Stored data
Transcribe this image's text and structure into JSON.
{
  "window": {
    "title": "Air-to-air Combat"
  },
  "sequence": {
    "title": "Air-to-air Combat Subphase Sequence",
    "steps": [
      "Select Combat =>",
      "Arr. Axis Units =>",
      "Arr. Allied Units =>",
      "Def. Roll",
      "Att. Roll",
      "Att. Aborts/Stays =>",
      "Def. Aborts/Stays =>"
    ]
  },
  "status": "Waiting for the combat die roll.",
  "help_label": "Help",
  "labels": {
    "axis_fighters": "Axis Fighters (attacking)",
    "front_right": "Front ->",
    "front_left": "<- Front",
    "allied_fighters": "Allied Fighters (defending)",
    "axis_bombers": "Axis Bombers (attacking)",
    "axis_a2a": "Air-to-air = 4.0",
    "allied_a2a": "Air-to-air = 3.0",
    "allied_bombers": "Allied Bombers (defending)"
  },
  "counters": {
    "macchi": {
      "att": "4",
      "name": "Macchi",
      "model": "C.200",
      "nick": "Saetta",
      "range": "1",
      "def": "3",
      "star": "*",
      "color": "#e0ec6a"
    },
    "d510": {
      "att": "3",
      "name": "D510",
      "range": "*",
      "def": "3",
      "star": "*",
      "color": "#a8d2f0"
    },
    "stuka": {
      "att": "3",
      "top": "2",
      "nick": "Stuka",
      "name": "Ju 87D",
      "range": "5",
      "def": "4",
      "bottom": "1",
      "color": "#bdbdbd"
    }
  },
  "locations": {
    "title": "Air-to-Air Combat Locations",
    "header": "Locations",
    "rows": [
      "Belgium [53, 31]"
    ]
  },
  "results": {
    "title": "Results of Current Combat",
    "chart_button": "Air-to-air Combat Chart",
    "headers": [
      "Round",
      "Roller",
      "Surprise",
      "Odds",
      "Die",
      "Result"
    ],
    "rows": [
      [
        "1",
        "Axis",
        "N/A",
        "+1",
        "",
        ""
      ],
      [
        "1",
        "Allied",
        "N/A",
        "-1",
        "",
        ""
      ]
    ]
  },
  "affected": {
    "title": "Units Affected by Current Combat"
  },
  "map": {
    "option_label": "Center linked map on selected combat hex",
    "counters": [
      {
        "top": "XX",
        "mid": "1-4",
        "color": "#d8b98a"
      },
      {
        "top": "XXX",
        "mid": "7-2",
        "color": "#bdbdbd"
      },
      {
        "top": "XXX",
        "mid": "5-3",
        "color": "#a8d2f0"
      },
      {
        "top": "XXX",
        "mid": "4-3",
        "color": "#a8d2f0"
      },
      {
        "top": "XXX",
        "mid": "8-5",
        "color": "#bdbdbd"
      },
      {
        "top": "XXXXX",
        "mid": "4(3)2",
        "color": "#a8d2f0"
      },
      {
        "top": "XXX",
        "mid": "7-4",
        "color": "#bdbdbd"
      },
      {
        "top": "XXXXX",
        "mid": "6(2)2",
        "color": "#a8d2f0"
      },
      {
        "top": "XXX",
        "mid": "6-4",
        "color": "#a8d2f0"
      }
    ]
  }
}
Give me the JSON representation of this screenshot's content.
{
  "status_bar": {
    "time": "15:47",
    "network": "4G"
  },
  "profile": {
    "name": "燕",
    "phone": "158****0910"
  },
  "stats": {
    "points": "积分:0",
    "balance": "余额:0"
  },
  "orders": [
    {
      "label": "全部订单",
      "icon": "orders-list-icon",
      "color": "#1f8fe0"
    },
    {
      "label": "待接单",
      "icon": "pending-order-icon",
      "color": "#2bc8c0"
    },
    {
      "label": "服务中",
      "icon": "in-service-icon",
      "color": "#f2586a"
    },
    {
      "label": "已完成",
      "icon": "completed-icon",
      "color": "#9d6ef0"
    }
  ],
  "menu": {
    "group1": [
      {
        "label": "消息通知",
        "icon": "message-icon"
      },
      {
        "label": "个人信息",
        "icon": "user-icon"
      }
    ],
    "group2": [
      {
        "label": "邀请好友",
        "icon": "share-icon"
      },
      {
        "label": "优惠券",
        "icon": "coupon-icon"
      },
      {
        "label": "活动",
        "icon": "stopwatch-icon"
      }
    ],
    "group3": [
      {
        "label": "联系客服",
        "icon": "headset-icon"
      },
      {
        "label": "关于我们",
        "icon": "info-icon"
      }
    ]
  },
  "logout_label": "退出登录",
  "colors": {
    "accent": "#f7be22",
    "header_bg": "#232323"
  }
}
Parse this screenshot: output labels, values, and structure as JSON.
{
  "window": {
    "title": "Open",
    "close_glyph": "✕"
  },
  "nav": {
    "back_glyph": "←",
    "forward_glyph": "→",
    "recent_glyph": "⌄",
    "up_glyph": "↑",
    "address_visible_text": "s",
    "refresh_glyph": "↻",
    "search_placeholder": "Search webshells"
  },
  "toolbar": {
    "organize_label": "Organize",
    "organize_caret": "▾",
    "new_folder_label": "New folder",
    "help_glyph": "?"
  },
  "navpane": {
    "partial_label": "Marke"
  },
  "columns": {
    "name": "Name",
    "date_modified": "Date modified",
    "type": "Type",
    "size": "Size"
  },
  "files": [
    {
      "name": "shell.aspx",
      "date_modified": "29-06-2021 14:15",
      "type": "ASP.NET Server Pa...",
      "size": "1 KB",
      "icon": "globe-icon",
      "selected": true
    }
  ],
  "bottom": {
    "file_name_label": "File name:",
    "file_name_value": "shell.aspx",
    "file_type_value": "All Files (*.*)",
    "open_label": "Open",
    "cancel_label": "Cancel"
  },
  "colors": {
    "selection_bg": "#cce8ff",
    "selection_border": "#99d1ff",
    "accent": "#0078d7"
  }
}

SHORT EXERCISE:
Scan the material above. Extract every line in which the word "Current" occurs.

SOLUTION FOR THIS PROBLEM:
    "title": "Results of Current Combat",
    "title": "Units Affected by Current Combat"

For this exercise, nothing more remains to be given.